> _Request_: Gather all lines in the entries that include the word "Buenos".

------------

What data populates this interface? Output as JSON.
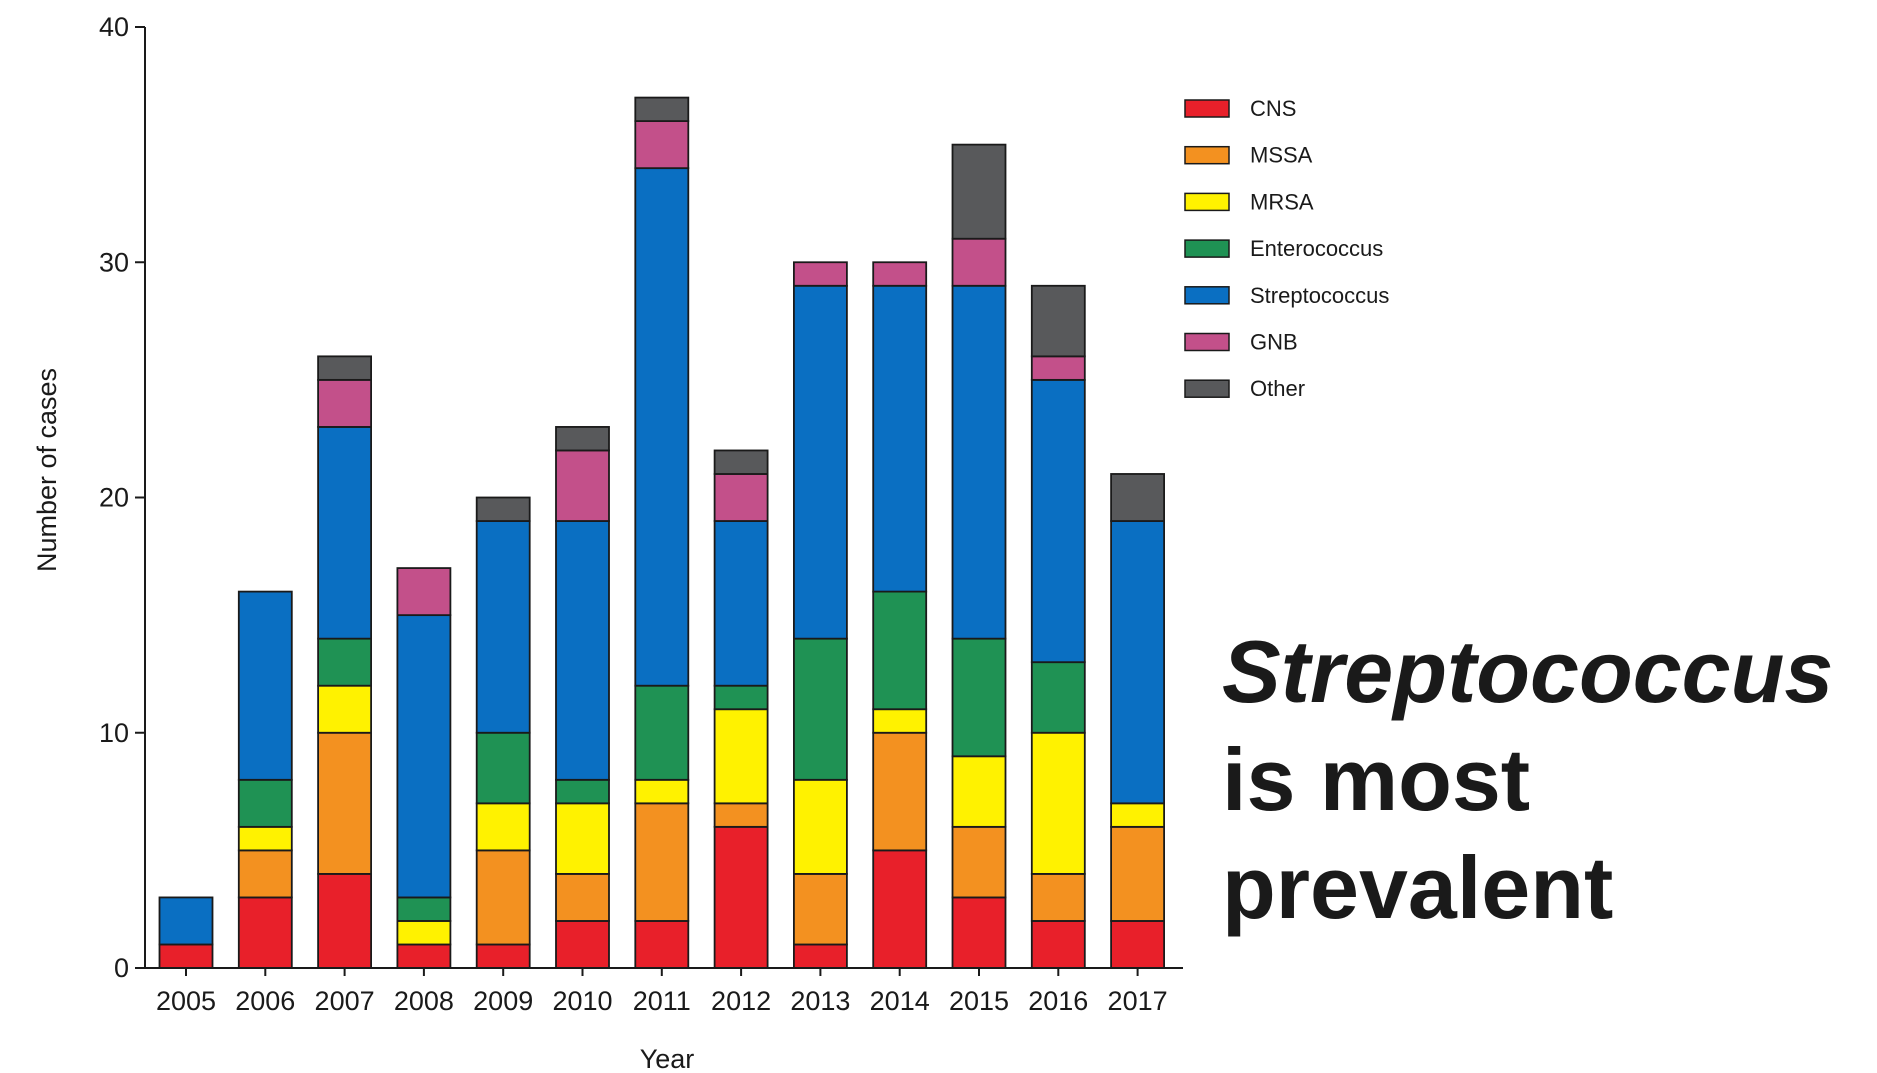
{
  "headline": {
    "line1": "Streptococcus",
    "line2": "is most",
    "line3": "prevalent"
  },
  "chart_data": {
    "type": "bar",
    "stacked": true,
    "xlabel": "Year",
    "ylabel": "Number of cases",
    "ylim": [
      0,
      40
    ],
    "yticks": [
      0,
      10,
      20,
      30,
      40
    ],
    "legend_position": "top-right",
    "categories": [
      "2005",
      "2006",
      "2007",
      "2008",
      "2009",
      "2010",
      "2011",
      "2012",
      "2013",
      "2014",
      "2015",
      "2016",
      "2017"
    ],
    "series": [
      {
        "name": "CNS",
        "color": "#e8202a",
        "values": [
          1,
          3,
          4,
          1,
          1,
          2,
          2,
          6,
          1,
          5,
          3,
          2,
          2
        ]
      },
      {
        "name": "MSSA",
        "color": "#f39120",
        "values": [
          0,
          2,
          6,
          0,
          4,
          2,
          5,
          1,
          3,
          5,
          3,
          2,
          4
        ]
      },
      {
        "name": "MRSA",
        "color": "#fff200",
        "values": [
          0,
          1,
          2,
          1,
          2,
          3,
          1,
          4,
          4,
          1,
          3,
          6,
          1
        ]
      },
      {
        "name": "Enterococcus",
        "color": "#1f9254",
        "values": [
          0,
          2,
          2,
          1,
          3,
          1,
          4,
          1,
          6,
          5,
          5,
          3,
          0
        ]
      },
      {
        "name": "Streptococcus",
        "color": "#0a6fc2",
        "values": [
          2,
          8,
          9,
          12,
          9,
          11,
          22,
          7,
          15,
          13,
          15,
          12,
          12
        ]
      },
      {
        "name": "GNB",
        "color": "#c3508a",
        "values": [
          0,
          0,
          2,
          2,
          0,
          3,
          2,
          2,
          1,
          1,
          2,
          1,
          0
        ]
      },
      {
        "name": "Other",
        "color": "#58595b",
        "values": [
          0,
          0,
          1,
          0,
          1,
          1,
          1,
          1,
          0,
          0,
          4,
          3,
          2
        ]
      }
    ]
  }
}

------------

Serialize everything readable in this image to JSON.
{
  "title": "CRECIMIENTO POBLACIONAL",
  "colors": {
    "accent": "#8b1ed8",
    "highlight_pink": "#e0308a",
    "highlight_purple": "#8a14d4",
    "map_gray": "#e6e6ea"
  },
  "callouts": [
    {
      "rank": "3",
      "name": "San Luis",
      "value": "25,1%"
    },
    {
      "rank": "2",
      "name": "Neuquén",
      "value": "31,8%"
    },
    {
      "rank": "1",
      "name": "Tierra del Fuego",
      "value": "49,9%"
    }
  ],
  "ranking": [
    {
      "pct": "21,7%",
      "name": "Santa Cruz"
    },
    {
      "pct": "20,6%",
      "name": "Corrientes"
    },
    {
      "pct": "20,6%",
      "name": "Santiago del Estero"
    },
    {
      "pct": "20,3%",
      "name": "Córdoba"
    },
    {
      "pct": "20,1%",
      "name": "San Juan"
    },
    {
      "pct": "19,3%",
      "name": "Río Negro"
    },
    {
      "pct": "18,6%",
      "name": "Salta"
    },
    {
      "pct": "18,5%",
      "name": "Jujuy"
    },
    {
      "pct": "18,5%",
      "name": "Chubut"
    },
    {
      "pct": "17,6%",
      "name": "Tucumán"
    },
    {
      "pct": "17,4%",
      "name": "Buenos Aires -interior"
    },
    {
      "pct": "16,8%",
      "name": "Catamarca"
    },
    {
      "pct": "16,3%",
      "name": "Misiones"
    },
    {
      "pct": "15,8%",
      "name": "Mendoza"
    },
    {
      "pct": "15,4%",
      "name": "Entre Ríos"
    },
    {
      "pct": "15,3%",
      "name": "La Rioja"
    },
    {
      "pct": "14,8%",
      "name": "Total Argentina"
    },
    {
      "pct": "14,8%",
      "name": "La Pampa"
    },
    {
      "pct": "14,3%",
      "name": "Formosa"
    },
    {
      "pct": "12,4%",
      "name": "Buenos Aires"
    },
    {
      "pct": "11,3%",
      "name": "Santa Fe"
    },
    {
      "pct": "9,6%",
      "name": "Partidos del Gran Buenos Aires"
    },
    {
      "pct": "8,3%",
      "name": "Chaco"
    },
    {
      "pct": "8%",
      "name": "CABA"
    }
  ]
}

------------

> _The result_:
      "name": "Buenos Aires -interior"
      "name": "Buenos Aires"
      "name": "Partidos del Gran Buenos Aires"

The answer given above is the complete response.